[Recorded data]
————
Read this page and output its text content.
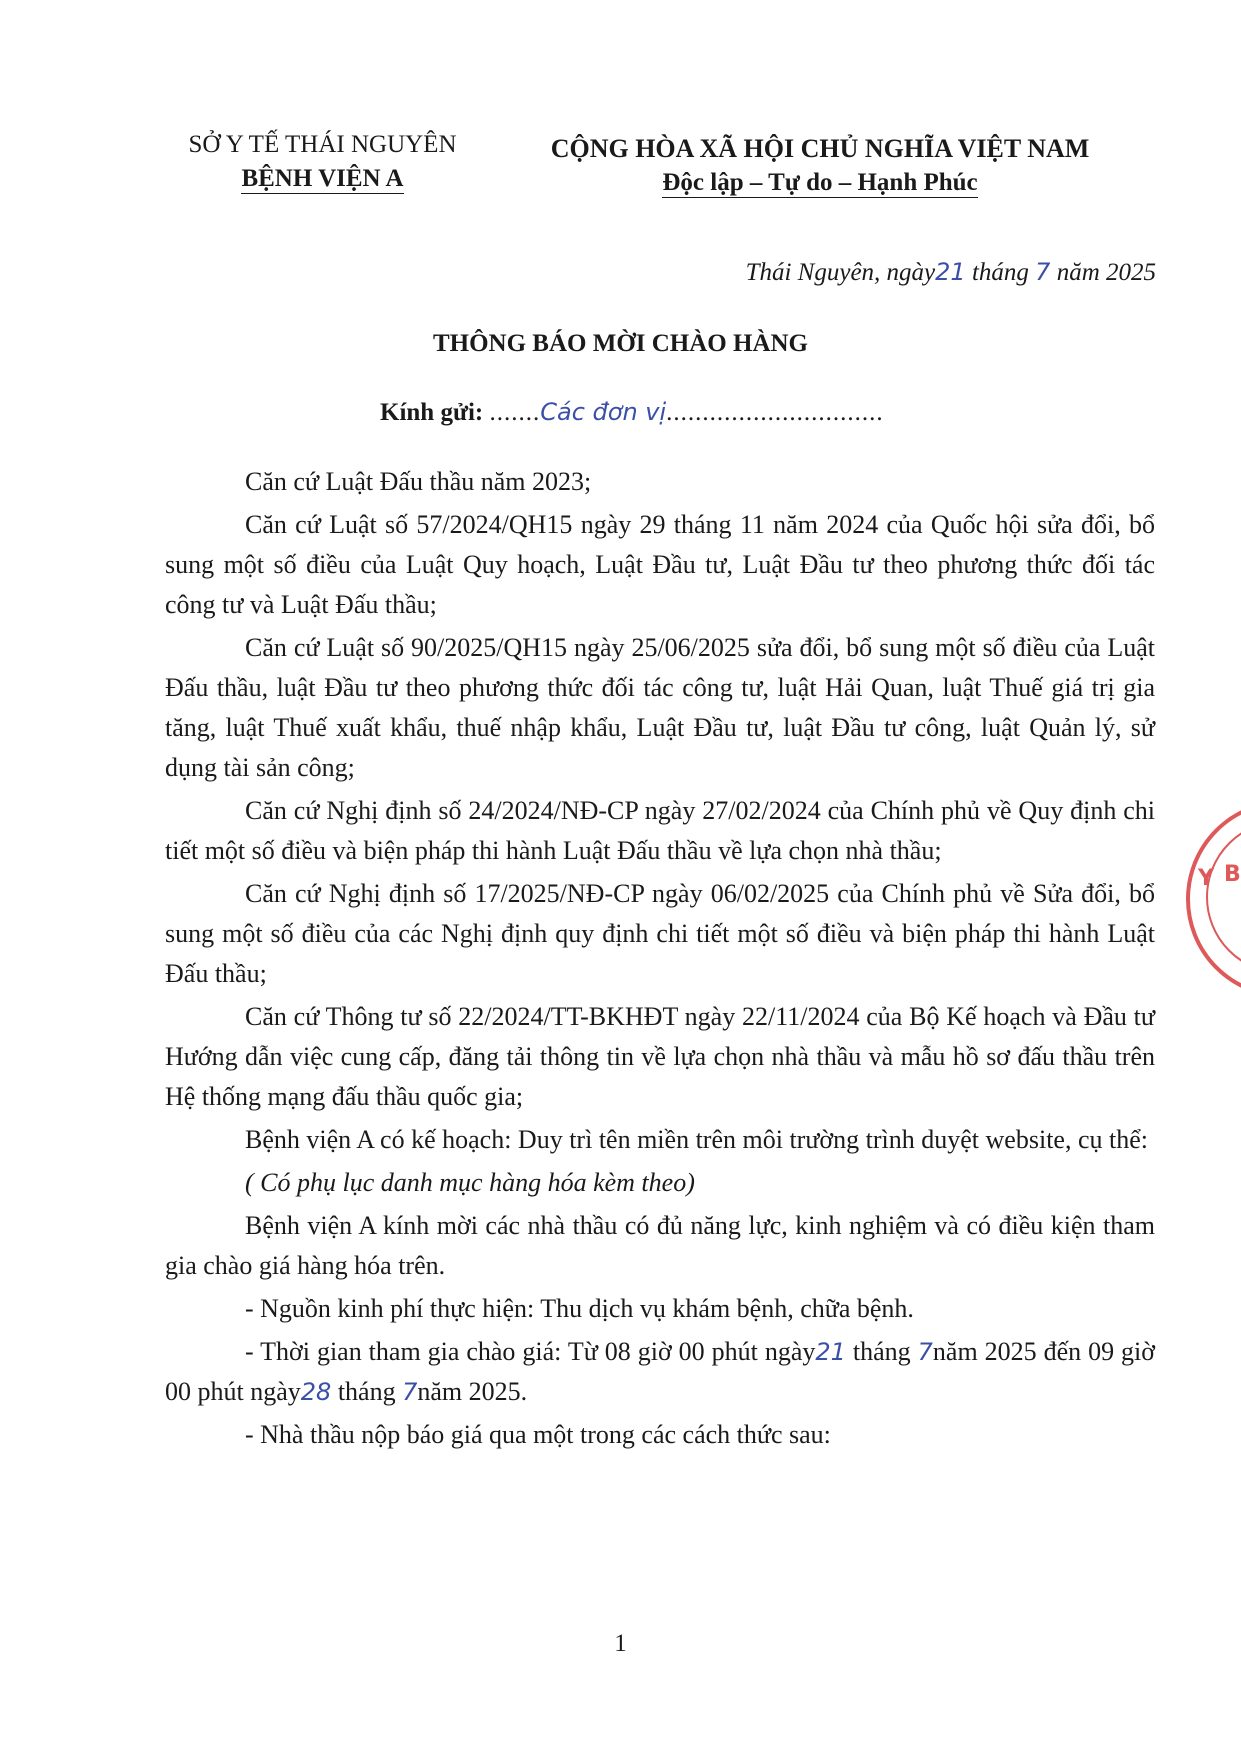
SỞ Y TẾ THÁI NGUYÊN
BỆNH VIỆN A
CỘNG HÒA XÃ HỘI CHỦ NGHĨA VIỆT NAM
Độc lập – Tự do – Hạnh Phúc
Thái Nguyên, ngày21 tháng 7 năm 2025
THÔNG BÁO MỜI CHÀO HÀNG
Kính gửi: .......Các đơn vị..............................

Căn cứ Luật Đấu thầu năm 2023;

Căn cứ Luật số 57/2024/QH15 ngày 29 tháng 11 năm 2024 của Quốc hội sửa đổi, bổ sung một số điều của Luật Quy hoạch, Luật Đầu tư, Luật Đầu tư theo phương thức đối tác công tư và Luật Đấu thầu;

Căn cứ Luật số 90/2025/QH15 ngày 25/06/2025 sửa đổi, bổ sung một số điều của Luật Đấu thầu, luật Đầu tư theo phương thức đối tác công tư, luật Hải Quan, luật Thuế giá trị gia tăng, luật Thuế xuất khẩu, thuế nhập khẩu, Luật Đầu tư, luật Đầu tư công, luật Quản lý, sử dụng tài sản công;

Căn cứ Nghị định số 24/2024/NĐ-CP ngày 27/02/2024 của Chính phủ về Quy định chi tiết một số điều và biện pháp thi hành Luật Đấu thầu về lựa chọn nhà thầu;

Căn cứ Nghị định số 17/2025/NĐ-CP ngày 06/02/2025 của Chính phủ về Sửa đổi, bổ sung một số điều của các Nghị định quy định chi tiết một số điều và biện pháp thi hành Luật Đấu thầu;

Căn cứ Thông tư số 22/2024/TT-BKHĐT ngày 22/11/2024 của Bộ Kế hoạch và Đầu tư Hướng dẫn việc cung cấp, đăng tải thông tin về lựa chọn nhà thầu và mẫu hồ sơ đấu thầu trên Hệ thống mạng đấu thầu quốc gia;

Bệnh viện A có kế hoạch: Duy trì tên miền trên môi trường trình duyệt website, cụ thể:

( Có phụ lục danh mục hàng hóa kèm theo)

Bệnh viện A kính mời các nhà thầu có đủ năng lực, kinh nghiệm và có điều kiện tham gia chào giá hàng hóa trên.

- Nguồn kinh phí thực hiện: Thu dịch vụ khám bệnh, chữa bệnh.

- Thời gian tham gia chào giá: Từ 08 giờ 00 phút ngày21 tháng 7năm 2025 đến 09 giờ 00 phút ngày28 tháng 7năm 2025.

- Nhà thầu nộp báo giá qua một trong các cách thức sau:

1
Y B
————
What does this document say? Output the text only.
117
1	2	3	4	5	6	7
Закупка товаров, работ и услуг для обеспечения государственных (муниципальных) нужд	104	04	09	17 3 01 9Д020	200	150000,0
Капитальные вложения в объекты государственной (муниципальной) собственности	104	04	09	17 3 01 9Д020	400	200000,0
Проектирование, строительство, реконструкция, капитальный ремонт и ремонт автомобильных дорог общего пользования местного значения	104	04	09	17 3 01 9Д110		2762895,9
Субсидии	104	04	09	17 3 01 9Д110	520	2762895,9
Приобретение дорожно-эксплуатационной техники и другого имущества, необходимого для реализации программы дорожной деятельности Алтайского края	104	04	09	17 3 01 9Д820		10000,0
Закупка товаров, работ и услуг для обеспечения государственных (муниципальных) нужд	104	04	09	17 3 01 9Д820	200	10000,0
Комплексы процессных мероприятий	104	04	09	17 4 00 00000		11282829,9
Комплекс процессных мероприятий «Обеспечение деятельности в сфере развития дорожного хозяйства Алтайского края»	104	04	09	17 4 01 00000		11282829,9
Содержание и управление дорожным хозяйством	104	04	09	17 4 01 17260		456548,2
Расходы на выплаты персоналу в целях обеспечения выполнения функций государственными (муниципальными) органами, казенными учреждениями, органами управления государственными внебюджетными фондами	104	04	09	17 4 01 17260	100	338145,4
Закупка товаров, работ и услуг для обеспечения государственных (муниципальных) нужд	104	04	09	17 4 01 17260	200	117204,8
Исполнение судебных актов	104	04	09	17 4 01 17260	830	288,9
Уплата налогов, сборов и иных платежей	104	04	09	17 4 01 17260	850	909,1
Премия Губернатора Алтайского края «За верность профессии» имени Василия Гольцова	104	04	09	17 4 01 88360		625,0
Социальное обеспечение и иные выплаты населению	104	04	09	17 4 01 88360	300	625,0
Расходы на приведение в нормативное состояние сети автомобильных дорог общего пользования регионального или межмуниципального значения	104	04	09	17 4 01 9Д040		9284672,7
————
[Directions for this task]
Your answer should be one number: how many lines in the material above contain the string "товаров".

[The response]
3